Copy each line in which the string "equipment" occurs.

- [Dataset extract]
╭──

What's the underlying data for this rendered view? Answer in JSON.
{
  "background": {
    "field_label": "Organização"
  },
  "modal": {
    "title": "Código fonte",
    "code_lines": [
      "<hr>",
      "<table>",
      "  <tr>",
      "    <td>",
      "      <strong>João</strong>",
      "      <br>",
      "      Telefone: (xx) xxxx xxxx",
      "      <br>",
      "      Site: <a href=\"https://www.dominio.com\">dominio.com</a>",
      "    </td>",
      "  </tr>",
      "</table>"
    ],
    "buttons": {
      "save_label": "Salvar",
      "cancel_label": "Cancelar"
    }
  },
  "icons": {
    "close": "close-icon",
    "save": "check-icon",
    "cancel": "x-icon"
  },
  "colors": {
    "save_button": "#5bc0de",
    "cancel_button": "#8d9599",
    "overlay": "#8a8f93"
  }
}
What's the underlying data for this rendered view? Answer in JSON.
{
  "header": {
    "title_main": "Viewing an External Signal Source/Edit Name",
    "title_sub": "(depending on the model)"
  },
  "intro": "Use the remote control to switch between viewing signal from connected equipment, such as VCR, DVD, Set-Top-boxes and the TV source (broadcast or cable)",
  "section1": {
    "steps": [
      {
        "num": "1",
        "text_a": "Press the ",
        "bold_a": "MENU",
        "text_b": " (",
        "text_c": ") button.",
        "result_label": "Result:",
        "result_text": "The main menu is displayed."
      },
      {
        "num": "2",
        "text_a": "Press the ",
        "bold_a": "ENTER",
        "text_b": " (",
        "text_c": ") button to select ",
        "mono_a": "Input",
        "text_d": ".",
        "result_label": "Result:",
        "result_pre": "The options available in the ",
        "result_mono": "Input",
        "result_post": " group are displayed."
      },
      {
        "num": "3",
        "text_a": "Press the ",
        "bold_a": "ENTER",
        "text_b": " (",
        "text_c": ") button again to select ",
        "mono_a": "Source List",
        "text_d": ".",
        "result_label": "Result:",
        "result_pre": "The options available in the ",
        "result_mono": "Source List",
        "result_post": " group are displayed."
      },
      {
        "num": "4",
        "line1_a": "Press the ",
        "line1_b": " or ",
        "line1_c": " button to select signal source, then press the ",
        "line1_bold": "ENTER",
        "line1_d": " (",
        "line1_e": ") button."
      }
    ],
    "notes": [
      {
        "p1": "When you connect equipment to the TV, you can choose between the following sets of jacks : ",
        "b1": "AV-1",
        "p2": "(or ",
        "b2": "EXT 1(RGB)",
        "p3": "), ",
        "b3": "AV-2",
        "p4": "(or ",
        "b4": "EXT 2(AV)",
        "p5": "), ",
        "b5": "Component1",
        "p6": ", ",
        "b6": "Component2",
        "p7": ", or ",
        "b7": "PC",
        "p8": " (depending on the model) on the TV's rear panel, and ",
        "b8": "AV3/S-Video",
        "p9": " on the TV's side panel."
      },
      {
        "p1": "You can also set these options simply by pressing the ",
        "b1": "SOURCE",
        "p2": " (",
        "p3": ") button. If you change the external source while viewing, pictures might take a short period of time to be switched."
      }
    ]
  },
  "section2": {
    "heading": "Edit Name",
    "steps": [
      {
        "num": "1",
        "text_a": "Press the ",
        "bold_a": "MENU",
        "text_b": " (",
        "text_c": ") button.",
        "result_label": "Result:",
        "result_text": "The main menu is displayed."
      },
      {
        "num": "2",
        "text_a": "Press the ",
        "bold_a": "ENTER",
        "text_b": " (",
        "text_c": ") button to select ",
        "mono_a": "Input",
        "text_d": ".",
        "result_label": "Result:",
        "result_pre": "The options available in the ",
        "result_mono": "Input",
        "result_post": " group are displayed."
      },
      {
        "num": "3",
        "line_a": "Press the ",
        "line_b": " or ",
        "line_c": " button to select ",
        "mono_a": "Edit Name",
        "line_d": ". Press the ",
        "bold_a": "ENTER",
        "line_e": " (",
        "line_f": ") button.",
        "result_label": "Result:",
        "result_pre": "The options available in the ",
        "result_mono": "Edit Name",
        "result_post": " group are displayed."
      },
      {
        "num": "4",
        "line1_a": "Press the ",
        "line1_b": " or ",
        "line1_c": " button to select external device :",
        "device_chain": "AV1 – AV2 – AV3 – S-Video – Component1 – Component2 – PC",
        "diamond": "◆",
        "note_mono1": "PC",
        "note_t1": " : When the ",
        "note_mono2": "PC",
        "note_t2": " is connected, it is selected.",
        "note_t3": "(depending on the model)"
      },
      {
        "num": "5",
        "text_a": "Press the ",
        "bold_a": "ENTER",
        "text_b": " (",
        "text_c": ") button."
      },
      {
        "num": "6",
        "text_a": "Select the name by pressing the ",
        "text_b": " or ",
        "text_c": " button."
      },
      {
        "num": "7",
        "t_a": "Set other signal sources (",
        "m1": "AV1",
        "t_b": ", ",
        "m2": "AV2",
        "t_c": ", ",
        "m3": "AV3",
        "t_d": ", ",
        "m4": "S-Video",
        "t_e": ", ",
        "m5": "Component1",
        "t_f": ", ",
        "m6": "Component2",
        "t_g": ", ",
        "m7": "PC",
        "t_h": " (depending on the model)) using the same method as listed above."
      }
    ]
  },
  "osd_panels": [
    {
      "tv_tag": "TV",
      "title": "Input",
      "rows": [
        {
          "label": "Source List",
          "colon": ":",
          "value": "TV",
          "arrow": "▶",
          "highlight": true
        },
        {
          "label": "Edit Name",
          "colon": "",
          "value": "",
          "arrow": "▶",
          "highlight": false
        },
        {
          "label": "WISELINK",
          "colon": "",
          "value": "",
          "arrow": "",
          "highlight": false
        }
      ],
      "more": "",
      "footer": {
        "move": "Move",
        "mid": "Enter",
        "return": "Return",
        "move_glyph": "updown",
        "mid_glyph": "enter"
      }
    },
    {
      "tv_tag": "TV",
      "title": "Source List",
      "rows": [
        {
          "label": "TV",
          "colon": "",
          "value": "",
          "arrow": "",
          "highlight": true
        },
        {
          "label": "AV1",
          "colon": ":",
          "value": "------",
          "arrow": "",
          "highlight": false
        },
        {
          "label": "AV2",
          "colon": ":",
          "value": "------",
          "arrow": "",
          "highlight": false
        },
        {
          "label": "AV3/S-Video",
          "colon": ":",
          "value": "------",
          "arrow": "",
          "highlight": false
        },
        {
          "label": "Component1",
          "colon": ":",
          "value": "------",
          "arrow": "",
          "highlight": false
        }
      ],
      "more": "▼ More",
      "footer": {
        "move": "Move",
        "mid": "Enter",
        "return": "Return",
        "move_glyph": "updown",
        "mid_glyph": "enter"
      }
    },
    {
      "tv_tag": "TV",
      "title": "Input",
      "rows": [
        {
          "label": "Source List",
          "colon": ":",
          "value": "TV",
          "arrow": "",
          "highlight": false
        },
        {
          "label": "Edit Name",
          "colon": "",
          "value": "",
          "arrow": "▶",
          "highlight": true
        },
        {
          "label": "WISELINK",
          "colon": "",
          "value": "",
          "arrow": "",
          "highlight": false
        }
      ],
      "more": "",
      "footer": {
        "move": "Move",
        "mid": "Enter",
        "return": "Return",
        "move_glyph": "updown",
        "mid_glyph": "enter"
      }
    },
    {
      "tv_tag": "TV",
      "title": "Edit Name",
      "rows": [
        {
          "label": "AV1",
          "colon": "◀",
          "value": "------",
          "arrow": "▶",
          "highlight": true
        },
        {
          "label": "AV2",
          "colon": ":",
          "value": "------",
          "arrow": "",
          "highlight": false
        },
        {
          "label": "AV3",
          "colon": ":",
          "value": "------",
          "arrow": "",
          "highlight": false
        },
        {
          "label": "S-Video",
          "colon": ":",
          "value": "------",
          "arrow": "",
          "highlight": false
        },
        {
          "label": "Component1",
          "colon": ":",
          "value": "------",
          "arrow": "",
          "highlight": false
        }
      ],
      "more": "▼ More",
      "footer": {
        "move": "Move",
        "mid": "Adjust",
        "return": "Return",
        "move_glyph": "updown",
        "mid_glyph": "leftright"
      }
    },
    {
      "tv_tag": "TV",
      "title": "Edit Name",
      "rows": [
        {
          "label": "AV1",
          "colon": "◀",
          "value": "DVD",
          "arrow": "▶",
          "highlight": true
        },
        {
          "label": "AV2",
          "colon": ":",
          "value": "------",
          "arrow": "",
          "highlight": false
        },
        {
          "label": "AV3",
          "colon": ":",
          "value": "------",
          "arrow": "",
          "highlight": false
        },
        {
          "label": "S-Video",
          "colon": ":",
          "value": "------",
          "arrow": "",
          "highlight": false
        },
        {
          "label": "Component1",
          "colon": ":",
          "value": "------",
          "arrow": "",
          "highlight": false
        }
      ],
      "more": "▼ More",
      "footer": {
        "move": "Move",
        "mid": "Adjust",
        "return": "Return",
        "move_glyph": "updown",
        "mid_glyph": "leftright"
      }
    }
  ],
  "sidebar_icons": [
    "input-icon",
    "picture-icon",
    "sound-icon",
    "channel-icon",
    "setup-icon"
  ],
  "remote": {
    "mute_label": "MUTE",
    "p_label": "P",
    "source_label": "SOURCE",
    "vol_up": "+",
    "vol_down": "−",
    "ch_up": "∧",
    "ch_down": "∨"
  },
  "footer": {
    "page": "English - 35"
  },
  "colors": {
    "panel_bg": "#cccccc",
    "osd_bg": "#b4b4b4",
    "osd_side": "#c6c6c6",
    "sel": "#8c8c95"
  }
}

╰──

- [Answer to the task]
  "intro": "Use the remote control to switch between viewing signal from connected equipment, such as VCR, DVD, Set-Top-boxes and the TV source (broadcast or cable)",
        "p1": "When you connect equipment to the TV, you can choose between the following sets of jacks : ",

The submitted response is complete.